(Dataset records on visual material)
-- START --

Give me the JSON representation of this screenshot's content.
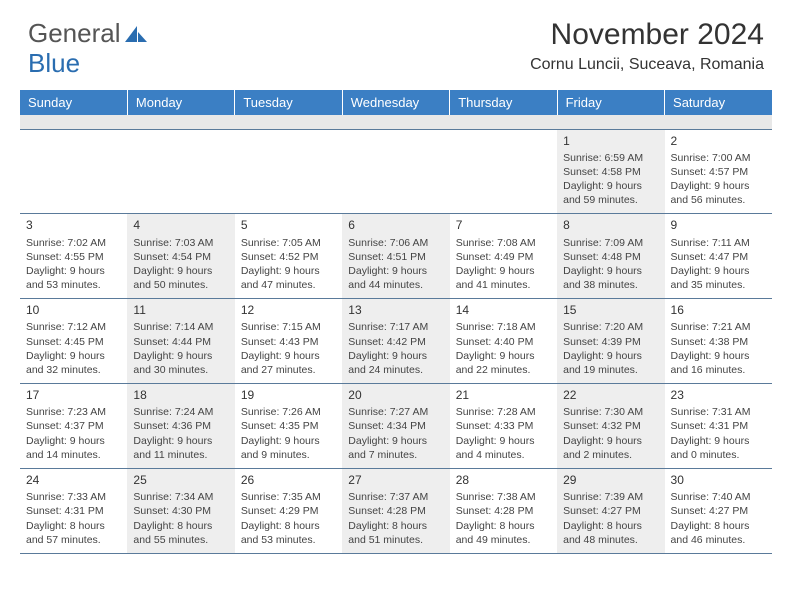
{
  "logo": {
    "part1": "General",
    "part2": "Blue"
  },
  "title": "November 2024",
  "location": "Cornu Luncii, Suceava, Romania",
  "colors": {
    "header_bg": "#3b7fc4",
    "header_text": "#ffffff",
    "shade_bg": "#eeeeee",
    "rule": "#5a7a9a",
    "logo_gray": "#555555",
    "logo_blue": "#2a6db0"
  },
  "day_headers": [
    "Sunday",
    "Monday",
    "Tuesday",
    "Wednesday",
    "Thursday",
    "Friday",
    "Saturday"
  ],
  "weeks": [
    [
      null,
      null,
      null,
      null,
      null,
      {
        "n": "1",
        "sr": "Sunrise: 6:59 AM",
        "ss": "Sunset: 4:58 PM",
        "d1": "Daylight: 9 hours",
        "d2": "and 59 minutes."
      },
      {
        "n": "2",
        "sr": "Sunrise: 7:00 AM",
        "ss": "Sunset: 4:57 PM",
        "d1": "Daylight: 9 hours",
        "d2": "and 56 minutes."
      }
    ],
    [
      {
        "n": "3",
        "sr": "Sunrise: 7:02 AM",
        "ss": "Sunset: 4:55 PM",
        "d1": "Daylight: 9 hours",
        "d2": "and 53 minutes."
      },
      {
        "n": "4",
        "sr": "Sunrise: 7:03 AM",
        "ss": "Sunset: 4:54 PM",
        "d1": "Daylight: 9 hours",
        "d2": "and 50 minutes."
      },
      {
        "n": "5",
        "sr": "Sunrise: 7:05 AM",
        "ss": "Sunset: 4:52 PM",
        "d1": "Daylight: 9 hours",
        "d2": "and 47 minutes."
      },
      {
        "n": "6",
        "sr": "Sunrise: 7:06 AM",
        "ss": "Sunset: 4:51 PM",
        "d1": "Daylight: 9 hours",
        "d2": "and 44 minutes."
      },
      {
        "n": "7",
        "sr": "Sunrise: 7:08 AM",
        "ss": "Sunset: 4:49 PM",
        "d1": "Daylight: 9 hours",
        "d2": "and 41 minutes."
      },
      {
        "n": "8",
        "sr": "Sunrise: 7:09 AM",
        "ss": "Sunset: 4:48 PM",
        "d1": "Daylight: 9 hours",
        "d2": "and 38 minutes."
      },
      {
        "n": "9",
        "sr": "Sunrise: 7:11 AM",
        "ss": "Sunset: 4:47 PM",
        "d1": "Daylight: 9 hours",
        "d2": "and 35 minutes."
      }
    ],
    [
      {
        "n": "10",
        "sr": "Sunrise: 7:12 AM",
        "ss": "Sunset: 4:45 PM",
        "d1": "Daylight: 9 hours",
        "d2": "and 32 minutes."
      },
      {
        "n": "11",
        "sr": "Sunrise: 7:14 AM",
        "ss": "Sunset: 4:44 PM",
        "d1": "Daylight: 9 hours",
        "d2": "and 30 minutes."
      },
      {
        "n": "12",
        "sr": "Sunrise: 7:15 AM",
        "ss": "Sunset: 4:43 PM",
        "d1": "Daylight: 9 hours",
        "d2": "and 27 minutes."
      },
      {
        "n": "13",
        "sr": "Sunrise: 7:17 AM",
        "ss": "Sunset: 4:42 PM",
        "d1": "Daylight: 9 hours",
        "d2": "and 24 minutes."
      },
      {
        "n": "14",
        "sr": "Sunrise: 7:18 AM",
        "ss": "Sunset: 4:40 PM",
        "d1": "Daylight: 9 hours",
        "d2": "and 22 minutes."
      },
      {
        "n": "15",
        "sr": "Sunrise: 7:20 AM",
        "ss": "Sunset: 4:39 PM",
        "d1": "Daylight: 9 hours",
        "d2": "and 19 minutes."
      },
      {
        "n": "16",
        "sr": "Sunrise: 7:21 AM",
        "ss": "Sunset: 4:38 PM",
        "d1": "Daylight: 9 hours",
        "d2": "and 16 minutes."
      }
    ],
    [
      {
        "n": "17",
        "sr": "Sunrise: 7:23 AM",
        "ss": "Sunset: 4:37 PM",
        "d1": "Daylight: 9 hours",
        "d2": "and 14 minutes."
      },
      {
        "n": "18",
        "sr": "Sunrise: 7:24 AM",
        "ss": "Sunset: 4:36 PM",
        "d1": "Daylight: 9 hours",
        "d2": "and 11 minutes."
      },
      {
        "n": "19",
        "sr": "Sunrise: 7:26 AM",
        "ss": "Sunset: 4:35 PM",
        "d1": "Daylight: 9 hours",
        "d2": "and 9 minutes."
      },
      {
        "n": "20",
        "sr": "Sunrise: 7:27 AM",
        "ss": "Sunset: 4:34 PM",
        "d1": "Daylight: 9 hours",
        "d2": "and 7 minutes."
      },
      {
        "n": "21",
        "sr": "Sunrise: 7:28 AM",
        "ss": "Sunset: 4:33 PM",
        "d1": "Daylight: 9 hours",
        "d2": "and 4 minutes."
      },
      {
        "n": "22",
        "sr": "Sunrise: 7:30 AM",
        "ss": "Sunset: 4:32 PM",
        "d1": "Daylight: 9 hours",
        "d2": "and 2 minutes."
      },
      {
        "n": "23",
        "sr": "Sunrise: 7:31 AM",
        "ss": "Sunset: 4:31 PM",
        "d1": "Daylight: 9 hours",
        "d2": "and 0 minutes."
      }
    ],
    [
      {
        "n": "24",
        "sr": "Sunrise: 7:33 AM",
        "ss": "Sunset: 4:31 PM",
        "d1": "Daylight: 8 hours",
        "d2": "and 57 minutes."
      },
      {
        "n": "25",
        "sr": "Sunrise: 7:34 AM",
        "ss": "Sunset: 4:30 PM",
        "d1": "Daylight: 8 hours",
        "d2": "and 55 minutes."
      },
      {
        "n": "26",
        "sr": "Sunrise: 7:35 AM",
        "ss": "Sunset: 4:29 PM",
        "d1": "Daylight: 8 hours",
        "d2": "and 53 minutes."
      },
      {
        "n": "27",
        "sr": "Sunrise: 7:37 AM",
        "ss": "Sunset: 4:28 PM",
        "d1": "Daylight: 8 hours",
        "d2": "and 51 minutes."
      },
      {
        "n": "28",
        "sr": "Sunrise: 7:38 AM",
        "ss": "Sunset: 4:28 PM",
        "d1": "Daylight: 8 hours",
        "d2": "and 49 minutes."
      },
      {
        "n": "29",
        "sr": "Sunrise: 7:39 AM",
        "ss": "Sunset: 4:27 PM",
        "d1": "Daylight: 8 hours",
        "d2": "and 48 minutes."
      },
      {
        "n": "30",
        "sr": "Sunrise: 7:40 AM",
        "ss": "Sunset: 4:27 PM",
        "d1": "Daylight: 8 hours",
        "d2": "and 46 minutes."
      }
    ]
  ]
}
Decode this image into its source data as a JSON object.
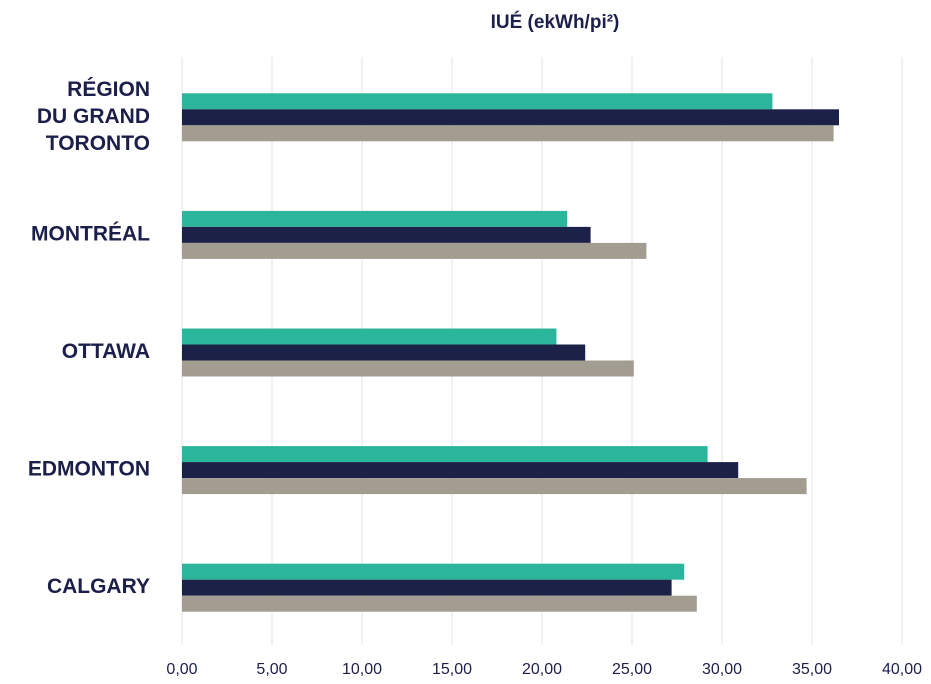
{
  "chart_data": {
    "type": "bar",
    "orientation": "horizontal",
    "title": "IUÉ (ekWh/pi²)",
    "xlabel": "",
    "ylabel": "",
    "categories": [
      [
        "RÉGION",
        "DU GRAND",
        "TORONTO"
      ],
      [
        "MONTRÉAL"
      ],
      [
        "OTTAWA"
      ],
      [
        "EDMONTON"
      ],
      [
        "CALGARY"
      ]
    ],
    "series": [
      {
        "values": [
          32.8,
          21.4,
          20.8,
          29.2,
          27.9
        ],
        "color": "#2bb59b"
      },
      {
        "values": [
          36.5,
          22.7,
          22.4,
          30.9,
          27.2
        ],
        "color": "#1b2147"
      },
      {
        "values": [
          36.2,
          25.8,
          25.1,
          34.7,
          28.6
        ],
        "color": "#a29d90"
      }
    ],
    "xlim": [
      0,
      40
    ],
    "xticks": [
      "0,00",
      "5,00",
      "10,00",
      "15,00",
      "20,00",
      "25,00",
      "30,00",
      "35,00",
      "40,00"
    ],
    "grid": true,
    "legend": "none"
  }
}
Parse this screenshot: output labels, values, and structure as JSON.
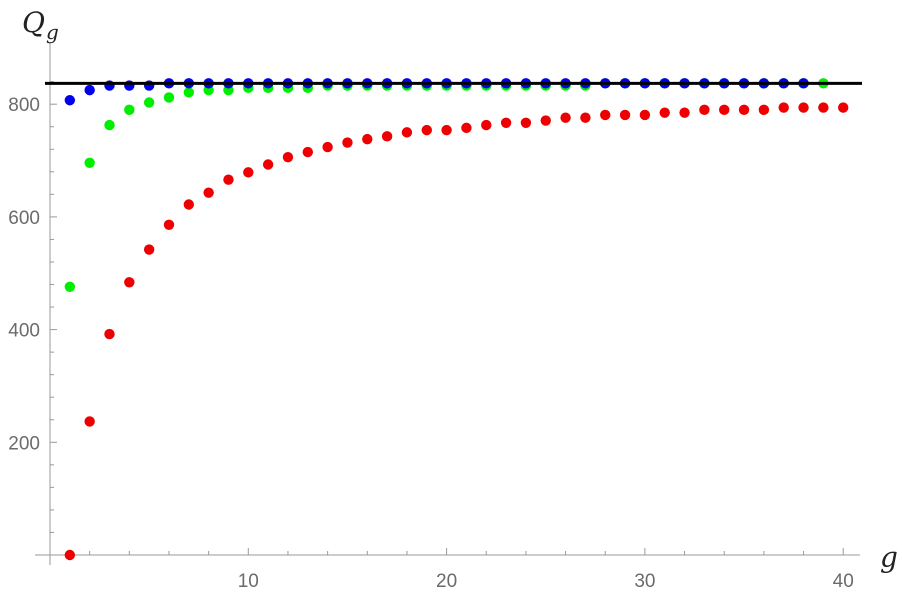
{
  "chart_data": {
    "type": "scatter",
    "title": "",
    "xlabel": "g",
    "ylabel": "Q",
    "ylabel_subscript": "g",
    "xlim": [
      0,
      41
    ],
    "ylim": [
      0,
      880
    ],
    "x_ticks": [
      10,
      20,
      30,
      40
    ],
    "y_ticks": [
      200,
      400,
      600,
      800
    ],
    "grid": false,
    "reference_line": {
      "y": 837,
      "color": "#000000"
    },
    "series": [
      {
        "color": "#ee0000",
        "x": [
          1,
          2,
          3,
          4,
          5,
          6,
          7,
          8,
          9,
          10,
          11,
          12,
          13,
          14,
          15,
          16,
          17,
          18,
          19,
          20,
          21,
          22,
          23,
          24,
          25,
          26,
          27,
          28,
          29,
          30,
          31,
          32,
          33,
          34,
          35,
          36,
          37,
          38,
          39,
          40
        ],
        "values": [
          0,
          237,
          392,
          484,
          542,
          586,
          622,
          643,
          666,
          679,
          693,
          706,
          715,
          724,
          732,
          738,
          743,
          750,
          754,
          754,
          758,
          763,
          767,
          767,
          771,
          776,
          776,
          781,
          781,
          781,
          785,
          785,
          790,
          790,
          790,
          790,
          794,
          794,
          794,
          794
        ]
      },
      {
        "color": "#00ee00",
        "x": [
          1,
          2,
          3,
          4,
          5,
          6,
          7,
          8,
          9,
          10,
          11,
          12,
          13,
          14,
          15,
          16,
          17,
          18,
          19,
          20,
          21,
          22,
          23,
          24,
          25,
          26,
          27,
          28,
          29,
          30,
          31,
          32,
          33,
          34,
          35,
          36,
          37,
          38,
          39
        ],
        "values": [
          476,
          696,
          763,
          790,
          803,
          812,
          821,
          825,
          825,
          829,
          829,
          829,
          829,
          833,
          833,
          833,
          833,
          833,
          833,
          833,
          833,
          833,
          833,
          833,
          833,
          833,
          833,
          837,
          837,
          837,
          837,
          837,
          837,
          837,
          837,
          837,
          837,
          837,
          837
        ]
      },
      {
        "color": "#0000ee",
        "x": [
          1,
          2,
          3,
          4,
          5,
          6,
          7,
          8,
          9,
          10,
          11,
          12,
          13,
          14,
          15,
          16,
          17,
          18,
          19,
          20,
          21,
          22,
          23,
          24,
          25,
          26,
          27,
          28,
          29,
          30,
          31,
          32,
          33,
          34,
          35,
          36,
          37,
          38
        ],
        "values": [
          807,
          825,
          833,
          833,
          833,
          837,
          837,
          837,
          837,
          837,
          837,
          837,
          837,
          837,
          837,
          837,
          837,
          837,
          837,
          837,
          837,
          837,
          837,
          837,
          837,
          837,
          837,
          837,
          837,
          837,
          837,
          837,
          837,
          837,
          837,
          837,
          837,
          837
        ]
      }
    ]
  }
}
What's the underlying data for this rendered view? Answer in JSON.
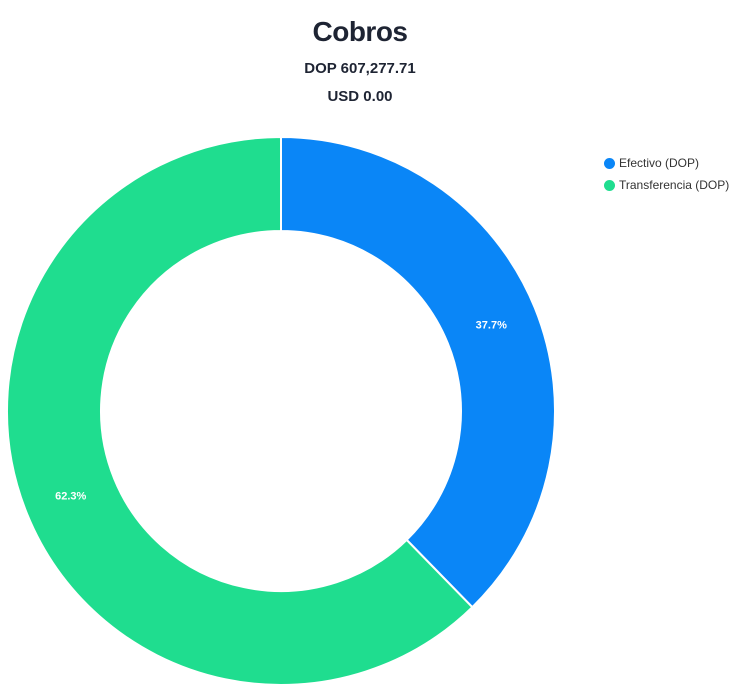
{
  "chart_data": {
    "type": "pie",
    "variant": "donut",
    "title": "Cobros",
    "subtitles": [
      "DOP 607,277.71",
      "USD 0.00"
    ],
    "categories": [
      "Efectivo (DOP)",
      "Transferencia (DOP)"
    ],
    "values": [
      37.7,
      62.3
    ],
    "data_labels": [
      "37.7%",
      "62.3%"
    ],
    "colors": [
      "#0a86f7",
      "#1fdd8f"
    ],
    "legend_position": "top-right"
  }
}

-- END --

*Prompt*. Omit the pictures, then extract verbatim only those lines that fall between the line containing "What's the underlying" and the final line of the records above, both included.

*Final answer*.
What's the underlying data for this rendered view? Answer in JSON.
{
  "chart_data": {
    "type": "pie",
    "variant": "donut",
    "title": "Cobros",
    "subtitles": [
      "DOP 607,277.71",
      "USD 0.00"
    ],
    "categories": [
      "Efectivo (DOP)",
      "Transferencia (DOP)"
    ],
    "values": [
      37.7,
      62.3
    ],
    "data_labels": [
      "37.7%",
      "62.3%"
    ],
    "colors": [
      "#0a86f7",
      "#1fdd8f"
    ],
    "legend_position": "top-right"
  }
}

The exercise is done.